■ Written problem
Every line of the records below should be restated exactly.

■ ■ ■

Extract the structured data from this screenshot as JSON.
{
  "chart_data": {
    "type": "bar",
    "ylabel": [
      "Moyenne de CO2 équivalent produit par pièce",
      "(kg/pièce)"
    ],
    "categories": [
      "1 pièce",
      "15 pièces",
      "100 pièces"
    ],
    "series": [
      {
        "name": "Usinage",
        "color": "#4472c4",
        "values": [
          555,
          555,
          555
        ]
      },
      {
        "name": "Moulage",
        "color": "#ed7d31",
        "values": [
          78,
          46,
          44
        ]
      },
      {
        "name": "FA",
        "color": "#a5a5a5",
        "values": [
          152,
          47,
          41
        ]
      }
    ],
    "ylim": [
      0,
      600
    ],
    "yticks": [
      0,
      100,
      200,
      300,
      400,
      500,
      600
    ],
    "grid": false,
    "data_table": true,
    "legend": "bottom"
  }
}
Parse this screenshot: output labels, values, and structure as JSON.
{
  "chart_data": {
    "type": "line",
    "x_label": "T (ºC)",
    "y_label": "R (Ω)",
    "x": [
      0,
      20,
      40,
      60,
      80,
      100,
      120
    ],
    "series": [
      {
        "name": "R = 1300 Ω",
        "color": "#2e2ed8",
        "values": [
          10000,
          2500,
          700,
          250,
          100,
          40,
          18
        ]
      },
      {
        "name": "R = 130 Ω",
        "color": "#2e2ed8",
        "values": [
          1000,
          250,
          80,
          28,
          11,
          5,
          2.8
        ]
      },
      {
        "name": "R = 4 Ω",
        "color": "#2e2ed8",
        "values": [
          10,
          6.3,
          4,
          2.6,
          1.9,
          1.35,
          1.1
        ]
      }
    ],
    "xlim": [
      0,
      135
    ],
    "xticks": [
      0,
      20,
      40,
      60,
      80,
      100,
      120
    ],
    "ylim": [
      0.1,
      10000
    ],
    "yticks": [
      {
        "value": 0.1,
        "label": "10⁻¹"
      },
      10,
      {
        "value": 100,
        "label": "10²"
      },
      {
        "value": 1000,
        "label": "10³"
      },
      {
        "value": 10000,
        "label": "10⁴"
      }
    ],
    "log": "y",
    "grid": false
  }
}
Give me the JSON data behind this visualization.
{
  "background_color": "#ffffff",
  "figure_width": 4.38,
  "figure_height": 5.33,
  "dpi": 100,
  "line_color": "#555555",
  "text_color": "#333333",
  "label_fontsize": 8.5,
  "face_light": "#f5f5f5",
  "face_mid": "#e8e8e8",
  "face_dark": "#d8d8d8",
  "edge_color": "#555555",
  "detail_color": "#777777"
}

■ ■ ■

■ Correct result
Extract the structured data from this screenshot as JSON.
{
  "chart_data": {
    "type": "bar",
    "ylabel": [
      "Moyenne de CO2 équivalent produit par pièce",
      "(kg/pièce)"
    ],
    "categories": [
      "1 pièce",
      "15 pièces",
      "100 pièces"
    ],
    "series": [
      {
        "name": "Usinage",
        "color": "#4472c4",
        "values": [
          555,
          555,
          555
        ]
      },
      {
        "name": "Moulage",
        "color": "#ed7d31",
        "values": [
          78,
          46,
          44
        ]
      },
      {
        "name": "FA",
        "color": "#a5a5a5",
        "values": [
          152,
          47,
          41
        ]
      }
    ],
    "ylim": [
      0,
      600
    ],
    "yticks": [
      0,
      100,
      200,
      300,
      400,
      500,
      600
    ],
    "grid": false,
    "data_table": true,
    "legend": "bottom"
  }
}
Parse this screenshot: output labels, values, and structure as JSON.
{
  "chart_data": {
    "type": "line",
    "x_label": "T (ºC)",
    "y_label": "R (Ω)",
    "x": [
      0,
      20,
      40,
      60,
      80,
      100,
      120
    ],
    "series": [
      {
        "name": "R = 1300 Ω",
        "color": "#2e2ed8",
        "values": [
          10000,
          2500,
          700,
          250,
          100,
          40,
          18
        ]
      },
      {
        "name": "R = 130 Ω",
        "color": "#2e2ed8",
        "values": [
          1000,
          250,
          80,
          28,
          11,
          5,
          2.8
        ]
      },
      {
        "name": "R = 4 Ω",
        "color": "#2e2ed8",
        "values": [
          10,
          6.3,
          4,
          2.6,
          1.9,
          1.35,
          1.1
        ]
      }
    ],
    "xlim": [
      0,
      135
    ],
    "xticks": [
      0,
      20,
      40,
      60,
      80,
      100,
      120
    ],
    "ylim": [
      0.1,
      10000
    ],
    "yticks": [
      {
        "value": 0.1,
        "label": "10⁻¹"
      },
      10,
      {
        "value": 100,
        "label": "10²"
      },
      {
        "value": 1000,
        "label": "10³"
      },
      {
        "value": 10000,
        "label": "10⁴"
      }
    ],
    "log": "y",
    "grid": false
  }
}
Give me the JSON data behind this visualization.
{
  "background_color": "#ffffff",
  "figure_width": 4.38,
  "figure_height": 5.33,
  "dpi": 100,
  "line_color": "#555555",
  "text_color": "#333333",
  "label_fontsize": 8.5,
  "face_light": "#f5f5f5",
  "face_mid": "#e8e8e8",
  "face_dark": "#d8d8d8",
  "edge_color": "#555555",
  "detail_color": "#777777"
}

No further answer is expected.